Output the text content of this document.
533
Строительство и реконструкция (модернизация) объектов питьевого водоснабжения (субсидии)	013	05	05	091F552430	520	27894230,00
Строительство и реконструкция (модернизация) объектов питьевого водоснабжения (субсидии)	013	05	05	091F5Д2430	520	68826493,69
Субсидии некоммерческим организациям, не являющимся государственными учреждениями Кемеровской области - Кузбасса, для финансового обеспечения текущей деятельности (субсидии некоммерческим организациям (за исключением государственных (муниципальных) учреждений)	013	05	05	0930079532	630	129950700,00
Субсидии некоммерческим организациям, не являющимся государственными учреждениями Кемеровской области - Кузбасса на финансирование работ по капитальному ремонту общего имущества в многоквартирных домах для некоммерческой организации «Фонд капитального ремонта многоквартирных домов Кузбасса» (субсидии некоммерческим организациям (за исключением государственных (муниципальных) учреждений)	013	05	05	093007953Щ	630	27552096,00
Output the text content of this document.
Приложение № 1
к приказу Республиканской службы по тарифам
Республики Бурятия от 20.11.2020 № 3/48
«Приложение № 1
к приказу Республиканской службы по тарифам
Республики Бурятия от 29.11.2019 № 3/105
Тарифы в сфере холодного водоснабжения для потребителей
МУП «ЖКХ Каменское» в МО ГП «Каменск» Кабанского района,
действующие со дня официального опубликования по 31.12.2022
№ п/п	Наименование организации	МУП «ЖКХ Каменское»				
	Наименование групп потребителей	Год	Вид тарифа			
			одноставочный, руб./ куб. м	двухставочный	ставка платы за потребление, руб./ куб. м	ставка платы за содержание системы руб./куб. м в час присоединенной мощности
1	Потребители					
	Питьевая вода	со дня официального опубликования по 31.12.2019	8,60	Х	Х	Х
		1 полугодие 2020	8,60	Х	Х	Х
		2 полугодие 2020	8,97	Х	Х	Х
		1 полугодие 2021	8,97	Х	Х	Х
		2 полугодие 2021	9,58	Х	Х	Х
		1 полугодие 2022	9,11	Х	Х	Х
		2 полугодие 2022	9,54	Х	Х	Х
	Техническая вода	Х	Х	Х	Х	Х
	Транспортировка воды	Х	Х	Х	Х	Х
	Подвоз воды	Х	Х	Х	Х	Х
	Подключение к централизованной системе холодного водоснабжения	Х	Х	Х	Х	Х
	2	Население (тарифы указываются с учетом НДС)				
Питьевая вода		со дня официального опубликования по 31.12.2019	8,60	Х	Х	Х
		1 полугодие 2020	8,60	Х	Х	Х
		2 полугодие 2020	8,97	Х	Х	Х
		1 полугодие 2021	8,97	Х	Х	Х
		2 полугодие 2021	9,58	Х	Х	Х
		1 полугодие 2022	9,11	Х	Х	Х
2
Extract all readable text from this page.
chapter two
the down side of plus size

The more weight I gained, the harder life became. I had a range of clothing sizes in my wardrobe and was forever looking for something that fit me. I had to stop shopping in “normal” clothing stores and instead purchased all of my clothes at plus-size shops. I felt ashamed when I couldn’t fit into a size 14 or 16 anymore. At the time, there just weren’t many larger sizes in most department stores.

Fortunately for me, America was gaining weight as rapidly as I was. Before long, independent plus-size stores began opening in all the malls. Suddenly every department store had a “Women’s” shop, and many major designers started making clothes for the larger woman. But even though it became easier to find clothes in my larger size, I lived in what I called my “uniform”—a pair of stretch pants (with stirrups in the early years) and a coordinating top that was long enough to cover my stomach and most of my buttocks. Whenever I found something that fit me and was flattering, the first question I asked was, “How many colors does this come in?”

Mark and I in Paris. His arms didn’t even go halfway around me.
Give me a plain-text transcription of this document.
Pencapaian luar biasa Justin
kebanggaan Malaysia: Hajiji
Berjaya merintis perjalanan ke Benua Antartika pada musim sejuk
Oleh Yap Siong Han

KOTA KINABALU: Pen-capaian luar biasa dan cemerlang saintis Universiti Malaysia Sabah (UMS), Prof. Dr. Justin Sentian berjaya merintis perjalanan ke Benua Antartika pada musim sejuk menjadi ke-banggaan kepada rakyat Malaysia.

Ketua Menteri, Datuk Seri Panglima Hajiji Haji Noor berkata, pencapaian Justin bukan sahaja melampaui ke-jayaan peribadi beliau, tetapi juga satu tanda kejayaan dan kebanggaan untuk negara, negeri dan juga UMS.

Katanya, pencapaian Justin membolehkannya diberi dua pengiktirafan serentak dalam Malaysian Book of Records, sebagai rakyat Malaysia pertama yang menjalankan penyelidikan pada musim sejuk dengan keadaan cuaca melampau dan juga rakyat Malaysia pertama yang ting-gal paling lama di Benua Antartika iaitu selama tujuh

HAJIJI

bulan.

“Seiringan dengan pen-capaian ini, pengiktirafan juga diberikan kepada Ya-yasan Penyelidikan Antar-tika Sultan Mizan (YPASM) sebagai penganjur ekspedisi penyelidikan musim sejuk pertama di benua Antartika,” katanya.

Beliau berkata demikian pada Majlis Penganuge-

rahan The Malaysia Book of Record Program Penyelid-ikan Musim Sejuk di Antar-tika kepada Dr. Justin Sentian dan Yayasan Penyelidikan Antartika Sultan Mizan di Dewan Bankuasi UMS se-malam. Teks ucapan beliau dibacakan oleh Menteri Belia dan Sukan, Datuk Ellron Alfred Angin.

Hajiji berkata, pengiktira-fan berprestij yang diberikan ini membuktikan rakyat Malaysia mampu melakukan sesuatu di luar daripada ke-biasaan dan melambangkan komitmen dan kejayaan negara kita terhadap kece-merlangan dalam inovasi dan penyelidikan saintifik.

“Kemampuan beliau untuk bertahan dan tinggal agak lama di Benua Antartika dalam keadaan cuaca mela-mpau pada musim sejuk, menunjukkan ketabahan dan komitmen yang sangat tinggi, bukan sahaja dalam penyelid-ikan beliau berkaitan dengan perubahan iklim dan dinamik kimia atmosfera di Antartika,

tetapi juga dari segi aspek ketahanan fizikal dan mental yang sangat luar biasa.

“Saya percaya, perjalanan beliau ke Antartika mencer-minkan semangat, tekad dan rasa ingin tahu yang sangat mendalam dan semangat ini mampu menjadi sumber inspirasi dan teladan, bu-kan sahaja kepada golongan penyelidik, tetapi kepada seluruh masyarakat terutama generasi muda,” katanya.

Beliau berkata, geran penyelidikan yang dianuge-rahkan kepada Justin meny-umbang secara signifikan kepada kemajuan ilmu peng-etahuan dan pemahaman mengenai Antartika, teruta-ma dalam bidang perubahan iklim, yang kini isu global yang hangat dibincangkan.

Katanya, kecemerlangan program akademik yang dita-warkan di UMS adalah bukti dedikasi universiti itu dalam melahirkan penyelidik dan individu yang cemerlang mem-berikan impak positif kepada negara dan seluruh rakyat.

···

Objective: Transcribe every entry word for word.

Final answer:
Output the text content of this document.
533
Строительство и реконструкция (модернизация) объектов питьевого водоснабжения (субсидии)	013	05	05	091F552430	520	27894230,00
Строительство и реконструкция (модернизация) объектов питьевого водоснабжения (субсидии)	013	05	05	091F5Д2430	520	68826493,69
Субсидии некоммерческим организациям, не являющимся государственными учреждениями Кемеровской области - Кузбасса, для финансового обеспечения текущей деятельности (субсидии некоммерческим организациям (за исключением государственных (муниципальных) учреждений)	013	05	05	0930079532	630	129950700,00
Субсидии некоммерческим организациям, не являющимся государственными учреждениями Кемеровской области - Кузбасса на финансирование работ по капитальному ремонту общего имущества в многоквартирных домах для некоммерческой организации «Фонд капитального ремонта многоквартирных домов Кузбасса» (субсидии некоммерческим организациям (за исключением государственных (муниципальных) учреждений)	013	05	05	093007953Щ	630	27552096,00
Output the text content of this document.
Приложение № 1
к приказу Республиканской службы по тарифам
Республики Бурятия от 20.11.2020 № 3/48
«Приложение № 1
к приказу Республиканской службы по тарифам
Республики Бурятия от 29.11.2019 № 3/105
Тарифы в сфере холодного водоснабжения для потребителей
МУП «ЖКХ Каменское» в МО ГП «Каменск» Кабанского района,
действующие со дня официального опубликования по 31.12.2022
№ п/п	Наименование организации	МУП «ЖКХ Каменское»				
	Наименование групп потребителей	Год	Вид тарифа			
			одноставочный, руб./ куб. м	двухставочный	ставка платы за потребление, руб./ куб. м	ставка платы за содержание системы руб./куб. м в час присоединенной мощности
1	Потребители					
	Питьевая вода	со дня официального опубликования по 31.12.2019	8,60	Х	Х	Х
		1 полугодие 2020	8,60	Х	Х	Х
		2 полугодие 2020	8,97	Х	Х	Х
		1 полугодие 2021	8,97	Х	Х	Х
		2 полугодие 2021	9,58	Х	Х	Х
		1 полугодие 2022	9,11	Х	Х	Х
		2 полугодие 2022	9,54	Х	Х	Х
	Техническая вода	Х	Х	Х	Х	Х
	Транспортировка воды	Х	Х	Х	Х	Х
	Подвоз воды	Х	Х	Х	Х	Х
	Подключение к централизованной системе холодного водоснабжения	Х	Х	Х	Х	Х
	2	Население (тарифы указываются с учетом НДС)				
Питьевая вода		со дня официального опубликования по 31.12.2019	8,60	Х	Х	Х
		1 полугодие 2020	8,60	Х	Х	Х
		2 полугодие 2020	8,97	Х	Х	Х
		1 полугодие 2021	8,97	Х	Х	Х
		2 полугодие 2021	9,58	Х	Х	Х
		1 полугодие 2022	9,11	Х	Х	Х
2
Extract all readable text from this page.
chapter two
the down side of plus size

The more weight I gained, the harder life became. I had a range of clothing sizes in my wardrobe and was forever looking for something that fit me. I had to stop shopping in “normal” clothing stores and instead purchased all of my clothes at plus-size shops. I felt ashamed when I couldn’t fit into a size 14 or 16 anymore. At the time, there just weren’t many larger sizes in most department stores.

Fortunately for me, America was gaining weight as rapidly as I was. Before long, independent plus-size stores began opening in all the malls. Suddenly every department store had a “Women’s” shop, and many major designers started making clothes for the larger woman. But even though it became easier to find clothes in my larger size, I lived in what I called my “uniform”—a pair of stretch pants (with stirrups in the early years) and a coordinating top that was long enough to cover my stomach and most of my buttocks. Whenever I found something that fit me and was flattering, the first question I asked was, “How many colors does this come in?”

Mark and I in Paris. His arms didn’t even go halfway around me.
Give me a plain-text transcription of this document.
Pencapaian luar biasa Justin
kebanggaan Malaysia: Hajiji
Berjaya merintis perjalanan ke Benua Antartika pada musim sejuk
Oleh Yap Siong Han

KOTA KINABALU: Pen-capaian luar biasa dan cemerlang saintis Universiti Malaysia Sabah (UMS), Prof. Dr. Justin Sentian berjaya merintis perjalanan ke Benua Antartika pada musim sejuk menjadi ke-banggaan kepada rakyat Malaysia.

Ketua Menteri, Datuk Seri Panglima Hajiji Haji Noor berkata, pencapaian Justin bukan sahaja melampaui ke-jayaan peribadi beliau, tetapi juga satu tanda kejayaan dan kebanggaan untuk negara, negeri dan juga UMS.

Katanya, pencapaian Justin membolehkannya diberi dua pengiktirafan serentak dalam Malaysian Book of Records, sebagai rakyat Malaysia pertama yang menjalankan penyelidikan pada musim sejuk dengan keadaan cuaca melampau dan juga rakyat Malaysia pertama yang ting-gal paling lama di Benua Antartika iaitu selama tujuh

HAJIJI

bulan.

“Seiringan dengan pen-capaian ini, pengiktirafan juga diberikan kepada Ya-yasan Penyelidikan Antar-tika Sultan Mizan (YPASM) sebagai penganjur ekspedisi penyelidikan musim sejuk pertama di benua Antartika,” katanya.

Beliau berkata demikian pada Majlis Penganuge-

rahan The Malaysia Book of Record Program Penyelid-ikan Musim Sejuk di Antar-tika kepada Dr. Justin Sentian dan Yayasan Penyelidikan Antartika Sultan Mizan di Dewan Bankuasi UMS se-malam. Teks ucapan beliau dibacakan oleh Menteri Belia dan Sukan, Datuk Ellron Alfred Angin.

Hajiji berkata, pengiktira-fan berprestij yang diberikan ini membuktikan rakyat Malaysia mampu melakukan sesuatu di luar daripada ke-biasaan dan melambangkan komitmen dan kejayaan negara kita terhadap kece-merlangan dalam inovasi dan penyelidikan saintifik.

“Kemampuan beliau untuk bertahan dan tinggal agak lama di Benua Antartika dalam keadaan cuaca mela-mpau pada musim sejuk, menunjukkan ketabahan dan komitmen yang sangat tinggi, bukan sahaja dalam penyelid-ikan beliau berkaitan dengan perubahan iklim dan dinamik kimia atmosfera di Antartika,

tetapi juga dari segi aspek ketahanan fizikal dan mental yang sangat luar biasa.

“Saya percaya, perjalanan beliau ke Antartika mencer-minkan semangat, tekad dan rasa ingin tahu yang sangat mendalam dan semangat ini mampu menjadi sumber inspirasi dan teladan, bu-kan sahaja kepada golongan penyelidik, tetapi kepada seluruh masyarakat terutama generasi muda,” katanya.

Beliau berkata, geran penyelidikan yang dianuge-rahkan kepada Justin meny-umbang secara signifikan kepada kemajuan ilmu peng-etahuan dan pemahaman mengenai Antartika, teruta-ma dalam bidang perubahan iklim, yang kini isu global yang hangat dibincangkan.

Katanya, kecemerlangan program akademik yang dita-warkan di UMS adalah bukti dedikasi universiti itu dalam melahirkan penyelidik dan individu yang cemerlang mem-berikan impak positif kepada negara dan seluruh rakyat.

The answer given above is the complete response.